(Stored items)
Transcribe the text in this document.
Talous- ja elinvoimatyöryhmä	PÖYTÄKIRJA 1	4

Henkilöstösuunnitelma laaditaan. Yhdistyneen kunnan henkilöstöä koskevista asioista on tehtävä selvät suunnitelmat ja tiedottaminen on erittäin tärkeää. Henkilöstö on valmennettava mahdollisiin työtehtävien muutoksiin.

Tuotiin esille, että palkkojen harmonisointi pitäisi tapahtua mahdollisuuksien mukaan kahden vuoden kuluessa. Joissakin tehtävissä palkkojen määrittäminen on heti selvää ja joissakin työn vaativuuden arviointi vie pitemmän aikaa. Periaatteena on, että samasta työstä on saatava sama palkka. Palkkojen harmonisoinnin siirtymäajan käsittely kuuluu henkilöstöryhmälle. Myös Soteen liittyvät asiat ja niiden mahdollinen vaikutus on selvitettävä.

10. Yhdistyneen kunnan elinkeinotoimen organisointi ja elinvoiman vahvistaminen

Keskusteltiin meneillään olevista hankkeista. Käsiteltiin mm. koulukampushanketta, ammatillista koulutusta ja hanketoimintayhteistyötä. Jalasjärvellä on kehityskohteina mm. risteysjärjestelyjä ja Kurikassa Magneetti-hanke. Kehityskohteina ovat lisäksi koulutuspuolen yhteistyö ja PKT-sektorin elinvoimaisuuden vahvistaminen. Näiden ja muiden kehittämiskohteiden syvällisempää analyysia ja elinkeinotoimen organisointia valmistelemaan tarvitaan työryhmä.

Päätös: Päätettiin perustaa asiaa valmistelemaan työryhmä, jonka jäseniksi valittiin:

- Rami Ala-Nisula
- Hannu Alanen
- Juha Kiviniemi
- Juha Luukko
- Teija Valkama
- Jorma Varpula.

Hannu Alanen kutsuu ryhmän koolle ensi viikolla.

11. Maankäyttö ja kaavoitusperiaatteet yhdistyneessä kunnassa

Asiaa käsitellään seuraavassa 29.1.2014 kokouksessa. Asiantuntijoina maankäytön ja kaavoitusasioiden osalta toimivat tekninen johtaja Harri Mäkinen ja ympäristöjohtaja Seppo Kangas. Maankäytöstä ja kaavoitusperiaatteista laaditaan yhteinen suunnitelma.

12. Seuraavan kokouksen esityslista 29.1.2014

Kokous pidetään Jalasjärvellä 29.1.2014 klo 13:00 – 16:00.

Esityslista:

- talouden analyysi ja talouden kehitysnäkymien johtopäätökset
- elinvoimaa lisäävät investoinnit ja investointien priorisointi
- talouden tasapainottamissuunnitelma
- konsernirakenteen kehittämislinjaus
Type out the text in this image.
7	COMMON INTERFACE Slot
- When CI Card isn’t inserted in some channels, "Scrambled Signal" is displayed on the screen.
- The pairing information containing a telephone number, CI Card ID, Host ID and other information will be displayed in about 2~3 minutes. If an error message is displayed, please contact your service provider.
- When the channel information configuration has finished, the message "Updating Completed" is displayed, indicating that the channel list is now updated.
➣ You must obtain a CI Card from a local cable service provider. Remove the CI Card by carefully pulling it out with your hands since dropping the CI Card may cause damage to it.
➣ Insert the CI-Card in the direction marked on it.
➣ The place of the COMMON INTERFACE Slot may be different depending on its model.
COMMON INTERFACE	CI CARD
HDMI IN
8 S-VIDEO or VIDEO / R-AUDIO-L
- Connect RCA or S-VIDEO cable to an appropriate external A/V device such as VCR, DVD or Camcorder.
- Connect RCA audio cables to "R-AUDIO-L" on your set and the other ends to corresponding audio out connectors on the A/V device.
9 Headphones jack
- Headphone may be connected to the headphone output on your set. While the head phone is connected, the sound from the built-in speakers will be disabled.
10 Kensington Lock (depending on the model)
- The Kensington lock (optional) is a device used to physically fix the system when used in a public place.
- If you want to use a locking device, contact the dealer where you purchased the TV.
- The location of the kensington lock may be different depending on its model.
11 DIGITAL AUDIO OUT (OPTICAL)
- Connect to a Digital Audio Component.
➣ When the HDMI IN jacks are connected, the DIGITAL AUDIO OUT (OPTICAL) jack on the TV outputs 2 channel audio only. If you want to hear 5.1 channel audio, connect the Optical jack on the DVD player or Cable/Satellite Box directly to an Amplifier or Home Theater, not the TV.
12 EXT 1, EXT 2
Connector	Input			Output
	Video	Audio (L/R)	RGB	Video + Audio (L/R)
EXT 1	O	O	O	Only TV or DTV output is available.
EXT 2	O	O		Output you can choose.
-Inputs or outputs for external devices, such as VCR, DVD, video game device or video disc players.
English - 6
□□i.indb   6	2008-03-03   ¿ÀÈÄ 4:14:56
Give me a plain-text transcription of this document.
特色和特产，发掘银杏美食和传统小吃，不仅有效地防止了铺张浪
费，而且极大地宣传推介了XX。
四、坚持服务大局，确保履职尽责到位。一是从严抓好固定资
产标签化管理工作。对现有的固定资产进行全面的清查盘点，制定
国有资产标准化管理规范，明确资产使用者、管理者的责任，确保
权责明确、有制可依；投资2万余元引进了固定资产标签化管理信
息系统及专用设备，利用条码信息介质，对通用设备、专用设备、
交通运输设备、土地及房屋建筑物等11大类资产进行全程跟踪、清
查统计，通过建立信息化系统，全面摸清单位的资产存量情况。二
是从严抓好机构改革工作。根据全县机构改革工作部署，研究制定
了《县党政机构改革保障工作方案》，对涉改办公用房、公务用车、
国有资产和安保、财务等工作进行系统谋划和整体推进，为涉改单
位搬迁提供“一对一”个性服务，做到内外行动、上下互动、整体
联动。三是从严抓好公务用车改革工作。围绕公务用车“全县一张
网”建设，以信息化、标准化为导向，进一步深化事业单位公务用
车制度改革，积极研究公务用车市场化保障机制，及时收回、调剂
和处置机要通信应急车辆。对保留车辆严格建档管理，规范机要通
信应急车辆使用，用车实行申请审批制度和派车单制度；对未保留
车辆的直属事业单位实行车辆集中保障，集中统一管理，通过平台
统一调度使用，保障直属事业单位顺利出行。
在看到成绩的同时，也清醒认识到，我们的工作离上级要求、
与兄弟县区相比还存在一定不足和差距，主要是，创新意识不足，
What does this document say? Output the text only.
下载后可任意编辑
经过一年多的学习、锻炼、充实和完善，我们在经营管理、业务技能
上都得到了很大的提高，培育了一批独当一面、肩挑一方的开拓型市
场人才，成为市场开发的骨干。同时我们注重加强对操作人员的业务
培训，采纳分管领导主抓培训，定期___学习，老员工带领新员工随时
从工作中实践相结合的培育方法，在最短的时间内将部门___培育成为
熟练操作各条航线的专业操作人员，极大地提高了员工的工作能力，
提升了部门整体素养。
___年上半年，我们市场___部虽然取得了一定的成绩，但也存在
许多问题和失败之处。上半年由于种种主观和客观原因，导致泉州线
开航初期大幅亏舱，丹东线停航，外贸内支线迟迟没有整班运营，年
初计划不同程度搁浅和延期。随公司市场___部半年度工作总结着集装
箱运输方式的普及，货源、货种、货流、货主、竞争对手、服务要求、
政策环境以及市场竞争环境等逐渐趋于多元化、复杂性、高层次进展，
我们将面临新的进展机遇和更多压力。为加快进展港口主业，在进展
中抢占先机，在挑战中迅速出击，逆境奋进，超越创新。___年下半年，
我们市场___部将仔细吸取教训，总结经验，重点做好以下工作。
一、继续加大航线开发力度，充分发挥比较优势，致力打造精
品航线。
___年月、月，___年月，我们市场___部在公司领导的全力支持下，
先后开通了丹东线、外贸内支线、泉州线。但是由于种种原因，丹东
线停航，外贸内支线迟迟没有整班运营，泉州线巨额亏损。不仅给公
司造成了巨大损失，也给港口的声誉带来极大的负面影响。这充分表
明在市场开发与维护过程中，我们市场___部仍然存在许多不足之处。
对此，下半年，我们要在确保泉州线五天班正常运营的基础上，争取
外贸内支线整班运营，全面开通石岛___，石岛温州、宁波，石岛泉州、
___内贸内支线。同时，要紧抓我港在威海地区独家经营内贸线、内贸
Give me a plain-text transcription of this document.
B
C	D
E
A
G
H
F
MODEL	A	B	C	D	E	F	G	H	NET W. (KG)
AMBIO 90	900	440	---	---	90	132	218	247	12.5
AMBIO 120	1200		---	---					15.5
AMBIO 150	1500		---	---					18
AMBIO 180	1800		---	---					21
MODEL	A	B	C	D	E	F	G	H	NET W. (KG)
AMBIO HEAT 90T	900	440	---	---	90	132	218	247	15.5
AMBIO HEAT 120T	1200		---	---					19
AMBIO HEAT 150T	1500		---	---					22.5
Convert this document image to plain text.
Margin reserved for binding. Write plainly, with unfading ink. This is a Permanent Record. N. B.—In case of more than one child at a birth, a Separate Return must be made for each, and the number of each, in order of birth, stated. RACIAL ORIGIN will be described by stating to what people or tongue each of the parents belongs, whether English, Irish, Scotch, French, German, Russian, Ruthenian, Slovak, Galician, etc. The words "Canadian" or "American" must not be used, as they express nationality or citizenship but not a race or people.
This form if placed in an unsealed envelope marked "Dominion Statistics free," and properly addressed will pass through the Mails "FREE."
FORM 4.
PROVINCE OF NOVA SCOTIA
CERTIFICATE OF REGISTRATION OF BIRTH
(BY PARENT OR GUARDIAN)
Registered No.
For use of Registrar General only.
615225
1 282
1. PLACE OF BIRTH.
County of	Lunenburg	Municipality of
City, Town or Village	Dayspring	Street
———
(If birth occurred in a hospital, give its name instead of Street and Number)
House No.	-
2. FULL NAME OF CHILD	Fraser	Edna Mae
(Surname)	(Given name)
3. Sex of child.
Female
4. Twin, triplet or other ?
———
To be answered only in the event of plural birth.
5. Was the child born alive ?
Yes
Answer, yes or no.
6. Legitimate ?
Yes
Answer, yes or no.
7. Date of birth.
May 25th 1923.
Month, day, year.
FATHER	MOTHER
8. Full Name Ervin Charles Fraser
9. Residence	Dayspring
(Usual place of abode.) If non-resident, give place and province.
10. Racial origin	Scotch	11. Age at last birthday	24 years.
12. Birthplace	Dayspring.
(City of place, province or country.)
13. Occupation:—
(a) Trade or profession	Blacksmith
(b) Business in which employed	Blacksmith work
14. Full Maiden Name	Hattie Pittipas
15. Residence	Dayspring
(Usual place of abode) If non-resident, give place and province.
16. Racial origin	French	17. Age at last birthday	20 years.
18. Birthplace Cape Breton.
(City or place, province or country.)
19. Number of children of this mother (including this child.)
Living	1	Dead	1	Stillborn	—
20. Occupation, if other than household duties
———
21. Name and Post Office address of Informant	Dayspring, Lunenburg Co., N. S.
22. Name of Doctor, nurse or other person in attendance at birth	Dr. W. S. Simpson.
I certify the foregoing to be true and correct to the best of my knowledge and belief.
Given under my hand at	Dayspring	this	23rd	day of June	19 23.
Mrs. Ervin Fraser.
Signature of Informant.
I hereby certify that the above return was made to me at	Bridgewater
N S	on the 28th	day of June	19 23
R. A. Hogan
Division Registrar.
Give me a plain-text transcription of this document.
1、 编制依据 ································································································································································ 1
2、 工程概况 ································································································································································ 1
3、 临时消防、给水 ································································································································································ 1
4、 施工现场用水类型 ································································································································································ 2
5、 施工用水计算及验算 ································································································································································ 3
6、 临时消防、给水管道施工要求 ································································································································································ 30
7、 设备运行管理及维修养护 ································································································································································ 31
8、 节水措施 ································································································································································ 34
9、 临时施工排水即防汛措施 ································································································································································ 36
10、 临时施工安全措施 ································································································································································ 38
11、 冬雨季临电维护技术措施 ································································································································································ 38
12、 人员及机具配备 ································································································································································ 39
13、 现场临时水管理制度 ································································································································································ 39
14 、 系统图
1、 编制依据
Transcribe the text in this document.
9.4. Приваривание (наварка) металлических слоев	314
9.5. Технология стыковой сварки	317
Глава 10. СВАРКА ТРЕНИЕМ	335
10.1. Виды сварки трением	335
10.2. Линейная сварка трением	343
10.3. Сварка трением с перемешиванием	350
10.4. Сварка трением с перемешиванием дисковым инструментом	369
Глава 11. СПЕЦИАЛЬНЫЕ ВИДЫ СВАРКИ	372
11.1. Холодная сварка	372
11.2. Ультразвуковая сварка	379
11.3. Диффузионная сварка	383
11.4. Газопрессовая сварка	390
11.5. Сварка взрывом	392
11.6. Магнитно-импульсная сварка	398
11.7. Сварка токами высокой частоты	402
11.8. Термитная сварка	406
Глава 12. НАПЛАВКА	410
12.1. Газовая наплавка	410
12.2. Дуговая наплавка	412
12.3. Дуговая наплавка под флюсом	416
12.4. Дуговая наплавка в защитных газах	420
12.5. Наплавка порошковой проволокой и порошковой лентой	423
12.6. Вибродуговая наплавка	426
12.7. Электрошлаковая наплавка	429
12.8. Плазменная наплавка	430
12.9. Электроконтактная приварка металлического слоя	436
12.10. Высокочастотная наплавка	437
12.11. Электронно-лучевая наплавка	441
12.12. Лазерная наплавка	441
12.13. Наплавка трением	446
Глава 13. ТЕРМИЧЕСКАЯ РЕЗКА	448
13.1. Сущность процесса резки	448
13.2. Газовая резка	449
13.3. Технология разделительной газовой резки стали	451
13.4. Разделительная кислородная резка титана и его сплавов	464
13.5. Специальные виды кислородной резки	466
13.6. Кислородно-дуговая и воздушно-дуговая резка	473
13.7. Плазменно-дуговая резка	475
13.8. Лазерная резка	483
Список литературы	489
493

**The request**: Gather all lines from the records above in which "Blacksmith" appears.

**Result for this task**:
(a) Trade or profession	Blacksmith
(b) Business in which employed	Blacksmith work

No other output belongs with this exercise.